++++ Excerpted data

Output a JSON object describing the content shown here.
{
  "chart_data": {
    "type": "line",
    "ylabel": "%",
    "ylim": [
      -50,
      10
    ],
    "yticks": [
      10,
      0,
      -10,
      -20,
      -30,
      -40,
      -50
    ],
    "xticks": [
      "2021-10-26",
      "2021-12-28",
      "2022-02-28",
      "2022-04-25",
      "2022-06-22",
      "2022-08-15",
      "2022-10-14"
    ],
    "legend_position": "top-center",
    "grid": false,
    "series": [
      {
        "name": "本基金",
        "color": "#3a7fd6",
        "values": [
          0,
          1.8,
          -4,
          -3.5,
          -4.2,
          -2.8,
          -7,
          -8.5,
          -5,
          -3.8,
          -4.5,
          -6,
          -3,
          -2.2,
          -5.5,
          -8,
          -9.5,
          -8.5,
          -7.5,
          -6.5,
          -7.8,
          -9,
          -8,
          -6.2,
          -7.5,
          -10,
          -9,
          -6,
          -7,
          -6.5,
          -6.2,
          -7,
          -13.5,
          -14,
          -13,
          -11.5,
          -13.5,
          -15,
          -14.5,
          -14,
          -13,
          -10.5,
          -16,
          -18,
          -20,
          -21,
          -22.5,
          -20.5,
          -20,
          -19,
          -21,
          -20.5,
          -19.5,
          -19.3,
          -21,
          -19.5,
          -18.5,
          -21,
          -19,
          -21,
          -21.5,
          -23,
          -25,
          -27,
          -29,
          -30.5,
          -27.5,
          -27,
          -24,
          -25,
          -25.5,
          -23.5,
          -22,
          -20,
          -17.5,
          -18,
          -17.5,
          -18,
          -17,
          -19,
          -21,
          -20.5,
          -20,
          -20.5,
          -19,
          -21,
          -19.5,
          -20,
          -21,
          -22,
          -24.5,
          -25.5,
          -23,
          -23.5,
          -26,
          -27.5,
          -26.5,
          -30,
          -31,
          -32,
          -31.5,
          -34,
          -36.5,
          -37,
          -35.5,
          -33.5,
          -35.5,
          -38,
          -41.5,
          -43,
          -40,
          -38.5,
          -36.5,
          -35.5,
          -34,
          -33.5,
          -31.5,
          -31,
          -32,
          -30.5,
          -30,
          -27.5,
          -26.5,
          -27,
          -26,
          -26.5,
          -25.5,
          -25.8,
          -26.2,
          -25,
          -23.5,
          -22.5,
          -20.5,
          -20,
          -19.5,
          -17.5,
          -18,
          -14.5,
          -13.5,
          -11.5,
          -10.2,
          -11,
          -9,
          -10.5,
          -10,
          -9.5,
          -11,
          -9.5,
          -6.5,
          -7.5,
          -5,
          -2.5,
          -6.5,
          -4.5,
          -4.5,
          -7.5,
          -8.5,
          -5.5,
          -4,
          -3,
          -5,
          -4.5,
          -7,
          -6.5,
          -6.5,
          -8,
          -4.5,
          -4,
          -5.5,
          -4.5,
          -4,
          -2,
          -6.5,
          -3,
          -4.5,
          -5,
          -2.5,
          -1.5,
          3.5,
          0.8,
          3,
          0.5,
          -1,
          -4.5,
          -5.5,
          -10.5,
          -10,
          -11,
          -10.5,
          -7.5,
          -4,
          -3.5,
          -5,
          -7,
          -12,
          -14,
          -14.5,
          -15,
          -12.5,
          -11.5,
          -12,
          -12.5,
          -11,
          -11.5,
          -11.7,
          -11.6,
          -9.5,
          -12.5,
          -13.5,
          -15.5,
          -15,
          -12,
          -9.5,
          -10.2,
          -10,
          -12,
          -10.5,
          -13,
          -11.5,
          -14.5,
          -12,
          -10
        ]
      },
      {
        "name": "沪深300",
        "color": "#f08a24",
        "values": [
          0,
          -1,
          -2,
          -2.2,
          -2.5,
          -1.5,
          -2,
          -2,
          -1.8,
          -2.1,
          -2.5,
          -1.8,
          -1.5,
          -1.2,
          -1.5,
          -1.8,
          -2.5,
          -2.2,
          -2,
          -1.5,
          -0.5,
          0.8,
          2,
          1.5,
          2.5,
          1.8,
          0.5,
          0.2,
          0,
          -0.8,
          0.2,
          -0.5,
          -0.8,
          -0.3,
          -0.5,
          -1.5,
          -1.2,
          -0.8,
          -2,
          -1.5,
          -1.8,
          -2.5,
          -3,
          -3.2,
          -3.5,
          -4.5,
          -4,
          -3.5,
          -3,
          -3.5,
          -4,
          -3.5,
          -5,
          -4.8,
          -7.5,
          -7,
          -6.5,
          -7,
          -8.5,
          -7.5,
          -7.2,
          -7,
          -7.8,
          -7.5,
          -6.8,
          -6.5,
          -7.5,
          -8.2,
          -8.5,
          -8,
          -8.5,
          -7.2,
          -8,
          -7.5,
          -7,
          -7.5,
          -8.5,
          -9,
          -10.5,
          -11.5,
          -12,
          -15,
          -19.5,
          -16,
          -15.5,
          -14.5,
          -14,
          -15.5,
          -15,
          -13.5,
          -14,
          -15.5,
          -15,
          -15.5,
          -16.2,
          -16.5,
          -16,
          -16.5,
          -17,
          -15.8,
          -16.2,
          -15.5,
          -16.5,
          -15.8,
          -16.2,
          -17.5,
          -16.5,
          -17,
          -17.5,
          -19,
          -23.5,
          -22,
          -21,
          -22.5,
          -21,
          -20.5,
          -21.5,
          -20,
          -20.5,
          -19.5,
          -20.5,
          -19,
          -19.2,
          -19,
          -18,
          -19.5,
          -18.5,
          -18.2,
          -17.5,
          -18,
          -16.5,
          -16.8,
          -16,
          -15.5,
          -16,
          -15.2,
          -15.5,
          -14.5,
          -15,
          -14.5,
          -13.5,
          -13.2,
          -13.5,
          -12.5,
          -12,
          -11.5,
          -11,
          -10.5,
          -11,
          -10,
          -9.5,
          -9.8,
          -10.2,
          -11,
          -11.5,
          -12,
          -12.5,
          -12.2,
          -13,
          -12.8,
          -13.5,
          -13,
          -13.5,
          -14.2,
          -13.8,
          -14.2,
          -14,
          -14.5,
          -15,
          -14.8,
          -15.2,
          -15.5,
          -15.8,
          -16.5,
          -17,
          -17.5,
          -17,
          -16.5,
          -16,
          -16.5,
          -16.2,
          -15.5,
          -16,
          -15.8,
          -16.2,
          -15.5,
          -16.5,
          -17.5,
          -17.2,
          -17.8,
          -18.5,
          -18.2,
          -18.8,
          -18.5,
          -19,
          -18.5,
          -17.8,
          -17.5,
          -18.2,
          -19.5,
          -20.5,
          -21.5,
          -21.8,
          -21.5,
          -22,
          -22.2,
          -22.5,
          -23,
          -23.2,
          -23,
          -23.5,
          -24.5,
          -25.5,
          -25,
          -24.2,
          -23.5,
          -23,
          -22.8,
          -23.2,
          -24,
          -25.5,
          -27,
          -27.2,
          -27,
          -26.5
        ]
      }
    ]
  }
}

++++++++

What you are asked to do: Return all the data above once more, precisely as given.

Complete response:
Output a JSON object describing the content shown here.
{
  "chart_data": {
    "type": "line",
    "ylabel": "%",
    "ylim": [
      -50,
      10
    ],
    "yticks": [
      10,
      0,
      -10,
      -20,
      -30,
      -40,
      -50
    ],
    "xticks": [
      "2021-10-26",
      "2021-12-28",
      "2022-02-28",
      "2022-04-25",
      "2022-06-22",
      "2022-08-15",
      "2022-10-14"
    ],
    "legend_position": "top-center",
    "grid": false,
    "series": [
      {
        "name": "本基金",
        "color": "#3a7fd6",
        "values": [
          0,
          1.8,
          -4,
          -3.5,
          -4.2,
          -2.8,
          -7,
          -8.5,
          -5,
          -3.8,
          -4.5,
          -6,
          -3,
          -2.2,
          -5.5,
          -8,
          -9.5,
          -8.5,
          -7.5,
          -6.5,
          -7.8,
          -9,
          -8,
          -6.2,
          -7.5,
          -10,
          -9,
          -6,
          -7,
          -6.5,
          -6.2,
          -7,
          -13.5,
          -14,
          -13,
          -11.5,
          -13.5,
          -15,
          -14.5,
          -14,
          -13,
          -10.5,
          -16,
          -18,
          -20,
          -21,
          -22.5,
          -20.5,
          -20,
          -19,
          -21,
          -20.5,
          -19.5,
          -19.3,
          -21,
          -19.5,
          -18.5,
          -21,
          -19,
          -21,
          -21.5,
          -23,
          -25,
          -27,
          -29,
          -30.5,
          -27.5,
          -27,
          -24,
          -25,
          -25.5,
          -23.5,
          -22,
          -20,
          -17.5,
          -18,
          -17.5,
          -18,
          -17,
          -19,
          -21,
          -20.5,
          -20,
          -20.5,
          -19,
          -21,
          -19.5,
          -20,
          -21,
          -22,
          -24.5,
          -25.5,
          -23,
          -23.5,
          -26,
          -27.5,
          -26.5,
          -30,
          -31,
          -32,
          -31.5,
          -34,
          -36.5,
          -37,
          -35.5,
          -33.5,
          -35.5,
          -38,
          -41.5,
          -43,
          -40,
          -38.5,
          -36.5,
          -35.5,
          -34,
          -33.5,
          -31.5,
          -31,
          -32,
          -30.5,
          -30,
          -27.5,
          -26.5,
          -27,
          -26,
          -26.5,
          -25.5,
          -25.8,
          -26.2,
          -25,
          -23.5,
          -22.5,
          -20.5,
          -20,
          -19.5,
          -17.5,
          -18,
          -14.5,
          -13.5,
          -11.5,
          -10.2,
          -11,
          -9,
          -10.5,
          -10,
          -9.5,
          -11,
          -9.5,
          -6.5,
          -7.5,
          -5,
          -2.5,
          -6.5,
          -4.5,
          -4.5,
          -7.5,
          -8.5,
          -5.5,
          -4,
          -3,
          -5,
          -4.5,
          -7,
          -6.5,
          -6.5,
          -8,
          -4.5,
          -4,
          -5.5,
          -4.5,
          -4,
          -2,
          -6.5,
          -3,
          -4.5,
          -5,
          -2.5,
          -1.5,
          3.5,
          0.8,
          3,
          0.5,
          -1,
          -4.5,
          -5.5,
          -10.5,
          -10,
          -11,
          -10.5,
          -7.5,
          -4,
          -3.5,
          -5,
          -7,
          -12,
          -14,
          -14.5,
          -15,
          -12.5,
          -11.5,
          -12,
          -12.5,
          -11,
          -11.5,
          -11.7,
          -11.6,
          -9.5,
          -12.5,
          -13.5,
          -15.5,
          -15,
          -12,
          -9.5,
          -10.2,
          -10,
          -12,
          -10.5,
          -13,
          -11.5,
          -14.5,
          -12,
          -10
        ]
      },
      {
        "name": "沪深300",
        "color": "#f08a24",
        "values": [
          0,
          -1,
          -2,
          -2.2,
          -2.5,
          -1.5,
          -2,
          -2,
          -1.8,
          -2.1,
          -2.5,
          -1.8,
          -1.5,
          -1.2,
          -1.5,
          -1.8,
          -2.5,
          -2.2,
          -2,
          -1.5,
          -0.5,
          0.8,
          2,
          1.5,
          2.5,
          1.8,
          0.5,
          0.2,
          0,
          -0.8,
          0.2,
          -0.5,
          -0.8,
          -0.3,
          -0.5,
          -1.5,
          -1.2,
          -0.8,
          -2,
          -1.5,
          -1.8,
          -2.5,
          -3,
          -3.2,
          -3.5,
          -4.5,
          -4,
          -3.5,
          -3,
          -3.5,
          -4,
          -3.5,
          -5,
          -4.8,
          -7.5,
          -7,
          -6.5,
          -7,
          -8.5,
          -7.5,
          -7.2,
          -7,
          -7.8,
          -7.5,
          -6.8,
          -6.5,
          -7.5,
          -8.2,
          -8.5,
          -8,
          -8.5,
          -7.2,
          -8,
          -7.5,
          -7,
          -7.5,
          -8.5,
          -9,
          -10.5,
          -11.5,
          -12,
          -15,
          -19.5,
          -16,
          -15.5,
          -14.5,
          -14,
          -15.5,
          -15,
          -13.5,
          -14,
          -15.5,
          -15,
          -15.5,
          -16.2,
          -16.5,
          -16,
          -16.5,
          -17,
          -15.8,
          -16.2,
          -15.5,
          -16.5,
          -15.8,
          -16.2,
          -17.5,
          -16.5,
          -17,
          -17.5,
          -19,
          -23.5,
          -22,
          -21,
          -22.5,
          -21,
          -20.5,
          -21.5,
          -20,
          -20.5,
          -19.5,
          -20.5,
          -19,
          -19.2,
          -19,
          -18,
          -19.5,
          -18.5,
          -18.2,
          -17.5,
          -18,
          -16.5,
          -16.8,
          -16,
          -15.5,
          -16,
          -15.2,
          -15.5,
          -14.5,
          -15,
          -14.5,
          -13.5,
          -13.2,
          -13.5,
          -12.5,
          -12,
          -11.5,
          -11,
          -10.5,
          -11,
          -10,
          -9.5,
          -9.8,
          -10.2,
          -11,
          -11.5,
          -12,
          -12.5,
          -12.2,
          -13,
          -12.8,
          -13.5,
          -13,
          -13.5,
          -14.2,
          -13.8,
          -14.2,
          -14,
          -14.5,
          -15,
          -14.8,
          -15.2,
          -15.5,
          -15.8,
          -16.5,
          -17,
          -17.5,
          -17,
          -16.5,
          -16,
          -16.5,
          -16.2,
          -15.5,
          -16,
          -15.8,
          -16.2,
          -15.5,
          -16.5,
          -17.5,
          -17.2,
          -17.8,
          -18.5,
          -18.2,
          -18.8,
          -18.5,
          -19,
          -18.5,
          -17.8,
          -17.5,
          -18.2,
          -19.5,
          -20.5,
          -21.5,
          -21.8,
          -21.5,
          -22,
          -22.2,
          -22.5,
          -23,
          -23.2,
          -23,
          -23.5,
          -24.5,
          -25.5,
          -25,
          -24.2,
          -23.5,
          -23,
          -22.8,
          -23.2,
          -24,
          -25.5,
          -27,
          -27.2,
          -27,
          -26.5
        ]
      }
    ]
  }
}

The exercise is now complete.